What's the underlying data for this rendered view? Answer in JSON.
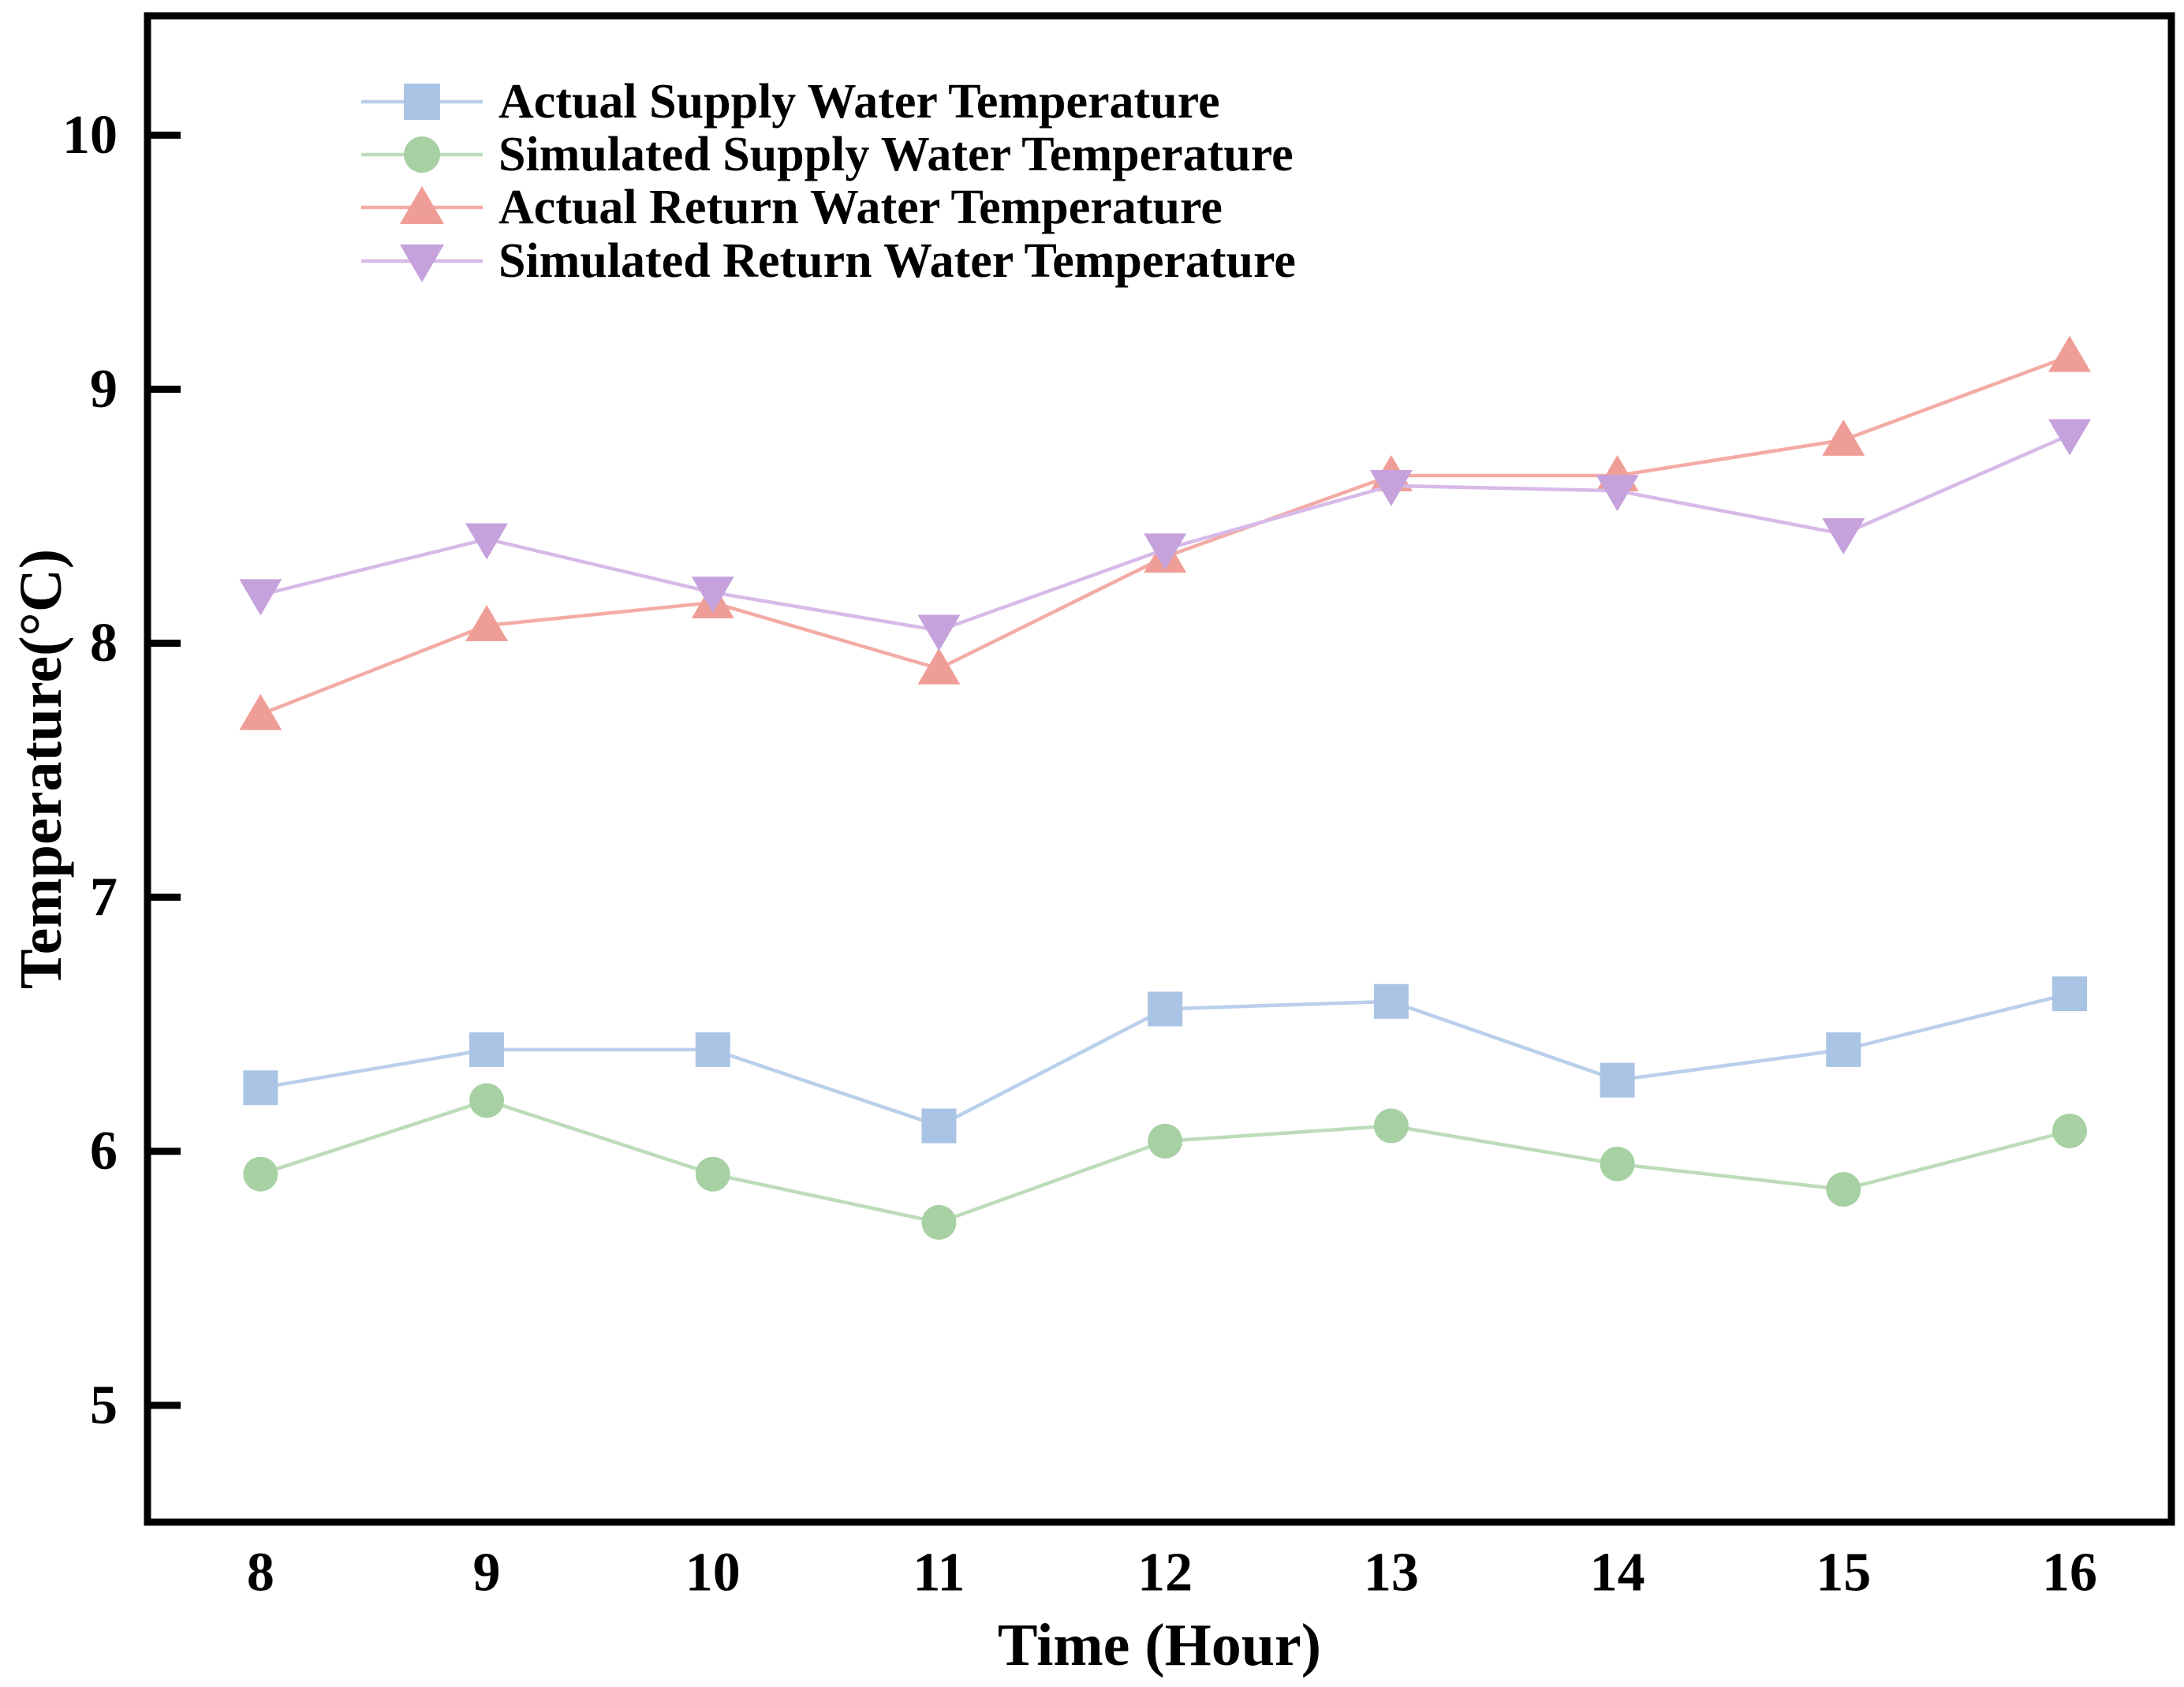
{
  "figure": {
    "background": "#ffffff",
    "axis_color": "#000000",
    "text_color": "#000000"
  },
  "chart_data": {
    "type": "line",
    "title": "",
    "xlabel": "Time (Hour)",
    "ylabel": "Temperature(°C)",
    "x": [
      8,
      9,
      10,
      11,
      12,
      13,
      14,
      15,
      16
    ],
    "x_tick_labels": [
      "8",
      "9",
      "10",
      "11",
      "12",
      "13",
      "14",
      "15",
      "16"
    ],
    "y_ticks": [
      5,
      6,
      7,
      8,
      9,
      10
    ],
    "y_tick_labels": [
      "5",
      "6",
      "7",
      "8",
      "9",
      "10"
    ],
    "xlim": [
      7.5,
      16.45
    ],
    "ylim": [
      4.54,
      10.47
    ],
    "grid": false,
    "legend_position": "upper-left-inside",
    "series": [
      {
        "name": "Actual Supply Water Temperature",
        "marker": "square",
        "marker_color": "#aac4e5",
        "line_color": "#b9cfeb",
        "values": [
          6.25,
          6.4,
          6.4,
          6.1,
          6.56,
          6.59,
          6.28,
          6.4,
          6.62
        ]
      },
      {
        "name": "Simulated Supply Water Temperature",
        "marker": "circle",
        "marker_color": "#a7d0a3",
        "line_color": "#bddcba",
        "values": [
          5.91,
          6.2,
          5.91,
          5.72,
          6.04,
          6.1,
          5.95,
          5.85,
          6.08
        ]
      },
      {
        "name": "Actual Return Water Temperature",
        "marker": "triangle-up",
        "marker_color": "#ef9e97",
        "line_color": "#f3aba5",
        "values": [
          7.72,
          8.07,
          8.16,
          7.9,
          8.34,
          8.66,
          8.66,
          8.8,
          9.13
        ]
      },
      {
        "name": "Simulated Return Water Temperature",
        "marker": "triangle-down",
        "marker_color": "#c6a2dc",
        "line_color": "#d7bae8",
        "values": [
          8.19,
          8.41,
          8.2,
          8.05,
          8.37,
          8.62,
          8.6,
          8.43,
          8.82
        ]
      }
    ]
  }
}
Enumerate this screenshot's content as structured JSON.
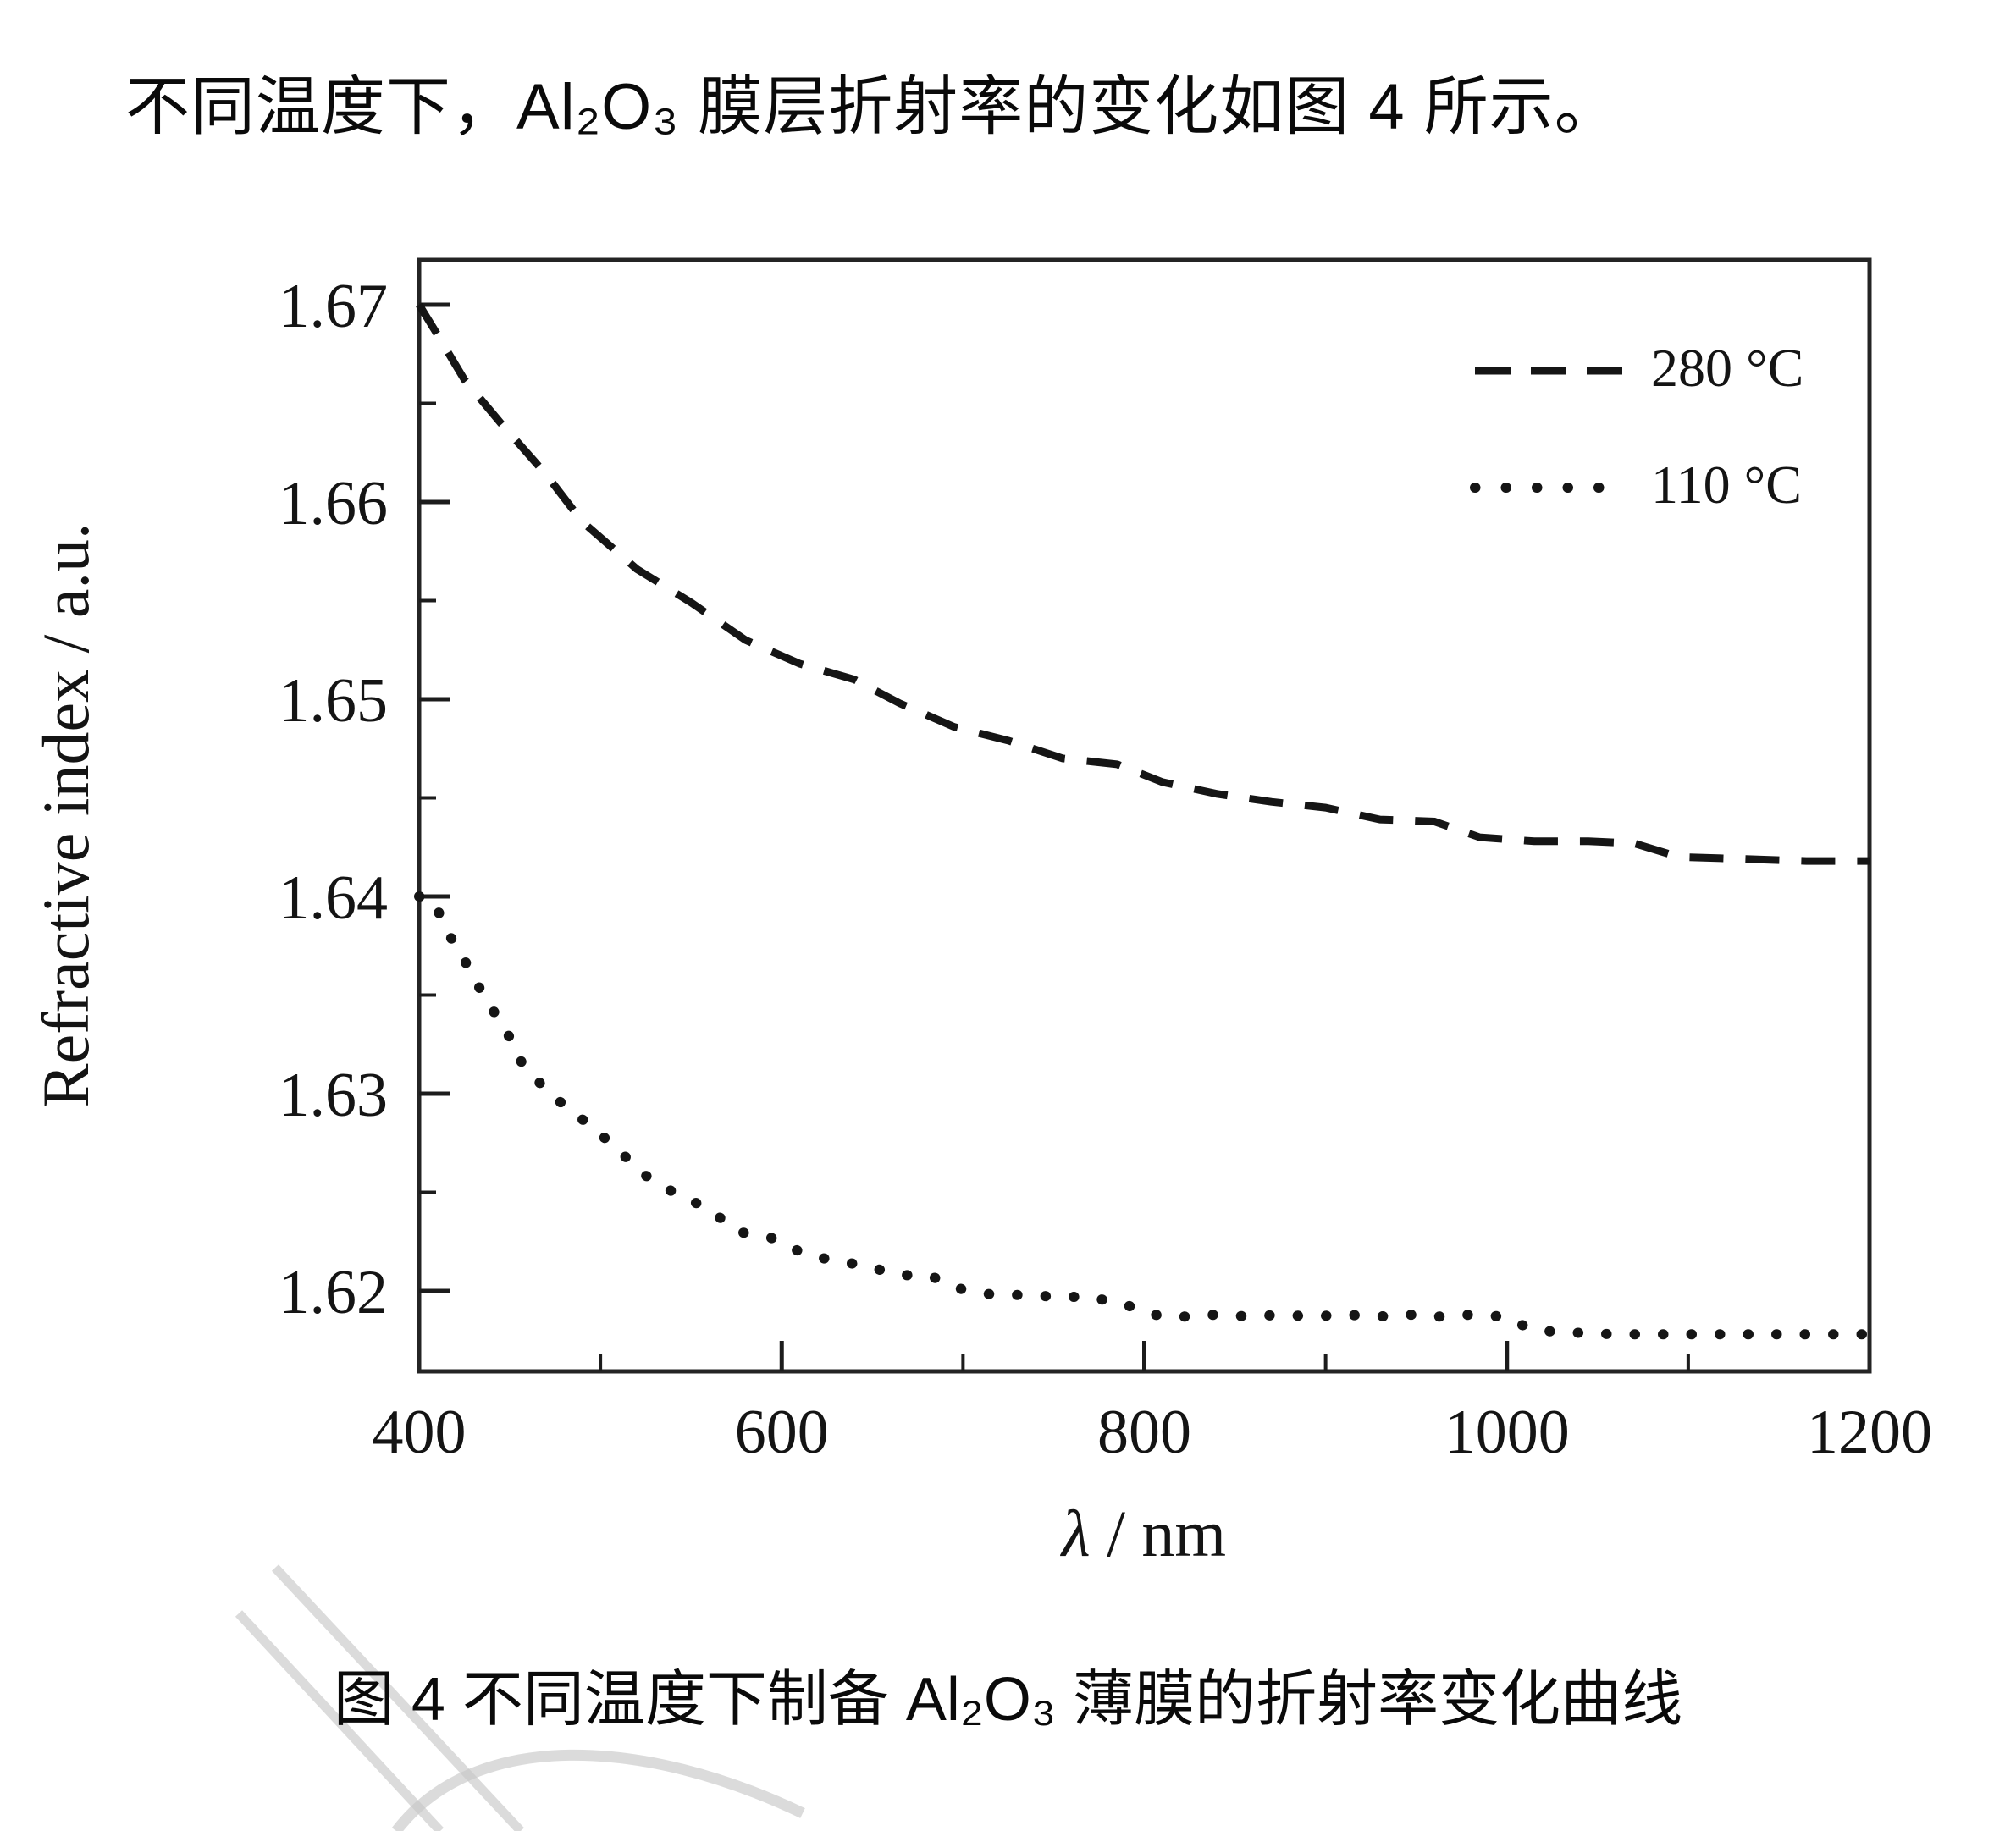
{
  "page": {
    "background": "#ffffff",
    "ink": "#141414"
  },
  "heading": {
    "text": "不同温度下，Al₂O₃ 膜层折射率的变化如图 4 所示。"
  },
  "caption": {
    "text": "图 4 不同温度下制备 Al₂O₃ 薄膜的折射率变化曲线"
  },
  "chart_data": {
    "type": "line",
    "title": "",
    "xlabel": "λ / nm",
    "xlabel_parts": {
      "symbol": "λ",
      "rest": " / nm"
    },
    "ylabel": "Refractive index / a.u.",
    "xlim": [
      400,
      1200
    ],
    "ylim": [
      1.616,
      1.6723
    ],
    "x_ticks_major": [
      400,
      600,
      800,
      1000,
      1200
    ],
    "x_ticks_minor": [
      500,
      700,
      900,
      1100
    ],
    "y_ticks_major": [
      1.62,
      1.63,
      1.64,
      1.65,
      1.66,
      1.67
    ],
    "y_ticks_minor": [
      1.625,
      1.635,
      1.645,
      1.655,
      1.665
    ],
    "grid": false,
    "legend_position": "top-right",
    "line_color": "#151515",
    "series": [
      {
        "name": "280 °C",
        "style": "dashed",
        "color": "#151515",
        "x": [
          400,
          410,
          425,
          445,
          470,
          490,
          520,
          550,
          580,
          610,
          640,
          665,
          695,
          725,
          755,
          785,
          810,
          840,
          870,
          900,
          930,
          960,
          985,
          1015,
          1045,
          1070,
          1095,
          1130,
          1165,
          1200
        ],
        "y": [
          1.67,
          1.6685,
          1.6662,
          1.664,
          1.6614,
          1.659,
          1.6566,
          1.6549,
          1.653,
          1.6518,
          1.651,
          1.6498,
          1.6486,
          1.6479,
          1.647,
          1.6467,
          1.6458,
          1.6452,
          1.6448,
          1.6445,
          1.6439,
          1.6438,
          1.643,
          1.6428,
          1.6428,
          1.6427,
          1.642,
          1.6419,
          1.6418,
          1.6418
        ]
      },
      {
        "name": "110 °C",
        "style": "dotted",
        "color": "#151515",
        "x": [
          400,
          408,
          415,
          426,
          436,
          448,
          457,
          472,
          490,
          507,
          524,
          542,
          559,
          576,
          594,
          612,
          630,
          646,
          664,
          681,
          699,
          717,
          734,
          752,
          768,
          787,
          804,
          822,
          840,
          858,
          876,
          892,
          911,
          929,
          946,
          963,
          980,
          998,
          1015,
          1033,
          1060,
          1100,
          1150,
          1200
        ],
        "y": [
          1.64,
          1.6398,
          1.6383,
          1.6366,
          1.6349,
          1.6332,
          1.6315,
          1.63,
          1.6287,
          1.6274,
          1.6259,
          1.6249,
          1.6242,
          1.623,
          1.6227,
          1.6219,
          1.6215,
          1.6213,
          1.6208,
          1.6208,
          1.6201,
          1.6198,
          1.6198,
          1.6197,
          1.6197,
          1.6194,
          1.6188,
          1.6187,
          1.6188,
          1.6187,
          1.6188,
          1.6187,
          1.6188,
          1.6187,
          1.6188,
          1.6187,
          1.6188,
          1.6187,
          1.618,
          1.6179,
          1.6178,
          1.6178,
          1.6178,
          1.6178
        ]
      }
    ]
  }
}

**EXERCISE DESCRIPTION**
Your task is to list each line of the records with the word "ylabel".

**SOLVED PROBLEM**
    "ylabel": "Temperature(°C)",
    "ylabel": "Refractive index / a.u.",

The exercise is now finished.